* _PROBLEM DESCRIPTION_:
Scan the data below. Pull out each line where "Apex" occurs.

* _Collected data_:

——————————

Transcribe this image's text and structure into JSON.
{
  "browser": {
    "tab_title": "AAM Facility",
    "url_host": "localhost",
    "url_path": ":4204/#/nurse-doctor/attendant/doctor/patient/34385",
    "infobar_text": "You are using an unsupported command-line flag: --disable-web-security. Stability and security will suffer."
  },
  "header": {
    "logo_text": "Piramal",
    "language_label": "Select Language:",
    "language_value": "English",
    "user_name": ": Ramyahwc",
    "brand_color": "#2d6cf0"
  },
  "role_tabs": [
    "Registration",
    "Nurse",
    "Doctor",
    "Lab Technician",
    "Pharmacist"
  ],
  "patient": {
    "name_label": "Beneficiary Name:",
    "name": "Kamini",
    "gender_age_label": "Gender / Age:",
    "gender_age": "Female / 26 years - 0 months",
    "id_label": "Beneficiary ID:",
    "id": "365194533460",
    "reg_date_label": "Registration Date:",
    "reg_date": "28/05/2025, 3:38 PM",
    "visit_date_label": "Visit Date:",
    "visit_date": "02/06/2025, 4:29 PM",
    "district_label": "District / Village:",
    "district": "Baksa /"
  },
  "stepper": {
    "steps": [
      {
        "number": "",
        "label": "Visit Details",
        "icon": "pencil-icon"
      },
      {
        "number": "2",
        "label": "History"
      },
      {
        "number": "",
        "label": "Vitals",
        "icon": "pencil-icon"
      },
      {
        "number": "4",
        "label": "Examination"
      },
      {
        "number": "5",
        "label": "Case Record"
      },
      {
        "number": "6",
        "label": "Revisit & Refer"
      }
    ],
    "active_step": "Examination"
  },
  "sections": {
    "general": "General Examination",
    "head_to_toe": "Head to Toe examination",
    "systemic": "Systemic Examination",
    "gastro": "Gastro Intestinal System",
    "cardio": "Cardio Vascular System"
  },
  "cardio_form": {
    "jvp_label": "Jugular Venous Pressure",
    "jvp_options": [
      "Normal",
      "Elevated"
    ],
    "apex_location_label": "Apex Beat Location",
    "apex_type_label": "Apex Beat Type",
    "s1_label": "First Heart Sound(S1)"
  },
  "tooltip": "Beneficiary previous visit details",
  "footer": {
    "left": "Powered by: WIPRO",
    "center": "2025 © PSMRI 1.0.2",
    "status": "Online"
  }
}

——————————

* _TASK OUTPUT_:
    "apex_location_label": "Apex Beat Location",
    "apex_type_label": "Apex Beat Type",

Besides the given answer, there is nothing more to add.